* start Materials provided *

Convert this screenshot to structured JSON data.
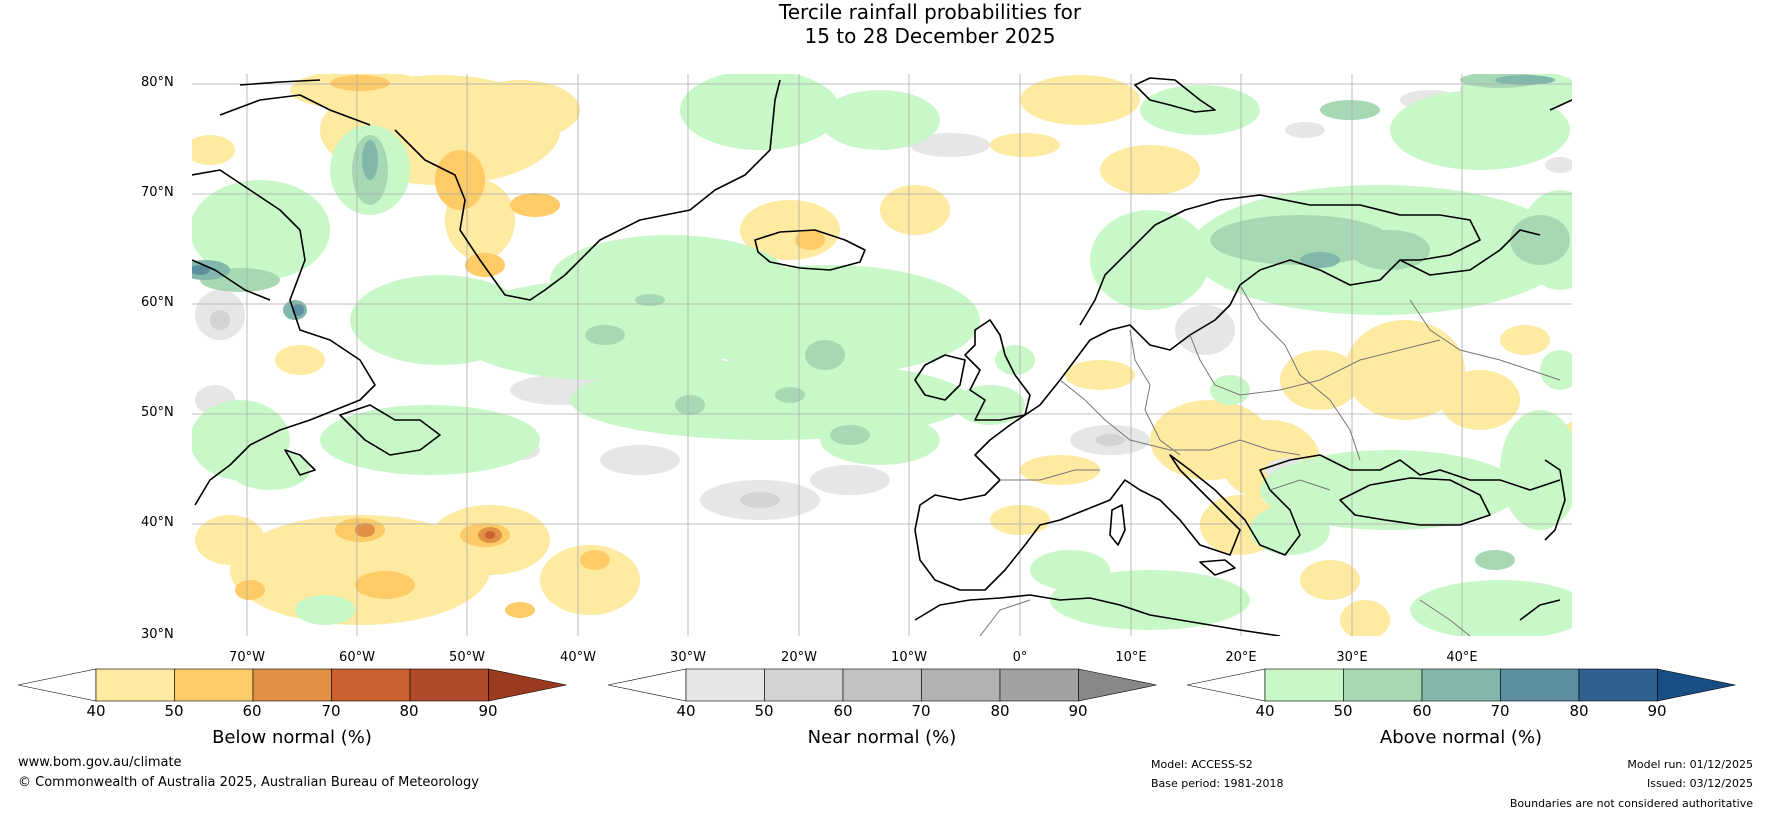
{
  "title_line1": "Tercile rainfall probabilities for",
  "title_line2": "15 to 28 December 2025",
  "lat_labels": [
    "80°N",
    "70°N",
    "60°N",
    "50°N",
    "40°N",
    "30°N"
  ],
  "lon_labels": [
    "70°W",
    "60°W",
    "50°W",
    "40°W",
    "30°W",
    "20°W",
    "10°W",
    "0°",
    "10°E",
    "20°E",
    "30°E",
    "40°E"
  ],
  "colorbars": {
    "below": {
      "label": "Below normal (%)",
      "ticks": [
        "40",
        "50",
        "60",
        "70",
        "80",
        "90"
      ],
      "colors": [
        "#ffffff",
        "#feeaa0",
        "#fecb66",
        "#e19144",
        "#cd6031",
        "#b14a2a",
        "#9a3a20"
      ]
    },
    "near": {
      "label": "Near normal (%)",
      "ticks": [
        "40",
        "50",
        "60",
        "70",
        "80",
        "90"
      ],
      "colors": [
        "#ffffff",
        "#e6e6e6",
        "#d3d3d3",
        "#c2c2c2",
        "#b2b2b2",
        "#a2a2a2",
        "#888888"
      ]
    },
    "above": {
      "label": "Above normal (%)",
      "ticks": [
        "40",
        "50",
        "60",
        "70",
        "80",
        "90"
      ],
      "colors": [
        "#ffffff",
        "#c8f8c8",
        "#a7d8b4",
        "#82b7ab",
        "#5c90a0",
        "#2f6090",
        "#194e84"
      ]
    }
  },
  "footer": {
    "website": "www.bom.gov.au/climate",
    "copyright": "© Commonwealth of Australia 2025, Australian Bureau of Meteorology",
    "model": "Model: ACCESS-S2",
    "base_period": "Base period: 1981-2018",
    "model_run": "Model run: 01/12/2025",
    "issued": "Issued: 03/12/2025",
    "disclaimer": "Boundaries are not considered authoritative"
  }
}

* end Materials provided *

▶ Task details
The records above are to be reproduced exactly; the pictures are to be left out.

▶ Finished exercise
Convert this screenshot to structured JSON data.
{
  "title_line1": "Tercile rainfall probabilities for",
  "title_line2": "15 to 28 December 2025",
  "lat_labels": [
    "80°N",
    "70°N",
    "60°N",
    "50°N",
    "40°N",
    "30°N"
  ],
  "lon_labels": [
    "70°W",
    "60°W",
    "50°W",
    "40°W",
    "30°W",
    "20°W",
    "10°W",
    "0°",
    "10°E",
    "20°E",
    "30°E",
    "40°E"
  ],
  "colorbars": {
    "below": {
      "label": "Below normal (%)",
      "ticks": [
        "40",
        "50",
        "60",
        "70",
        "80",
        "90"
      ],
      "colors": [
        "#ffffff",
        "#feeaa0",
        "#fecb66",
        "#e19144",
        "#cd6031",
        "#b14a2a",
        "#9a3a20"
      ]
    },
    "near": {
      "label": "Near normal (%)",
      "ticks": [
        "40",
        "50",
        "60",
        "70",
        "80",
        "90"
      ],
      "colors": [
        "#ffffff",
        "#e6e6e6",
        "#d3d3d3",
        "#c2c2c2",
        "#b2b2b2",
        "#a2a2a2",
        "#888888"
      ]
    },
    "above": {
      "label": "Above normal (%)",
      "ticks": [
        "40",
        "50",
        "60",
        "70",
        "80",
        "90"
      ],
      "colors": [
        "#ffffff",
        "#c8f8c8",
        "#a7d8b4",
        "#82b7ab",
        "#5c90a0",
        "#2f6090",
        "#194e84"
      ]
    }
  },
  "footer": {
    "website": "www.bom.gov.au/climate",
    "copyright": "© Commonwealth of Australia 2025, Australian Bureau of Meteorology",
    "model": "Model: ACCESS-S2",
    "base_period": "Base period: 1981-2018",
    "model_run": "Model run: 01/12/2025",
    "issued": "Issued: 03/12/2025",
    "disclaimer": "Boundaries are not considered authoritative"
  }
}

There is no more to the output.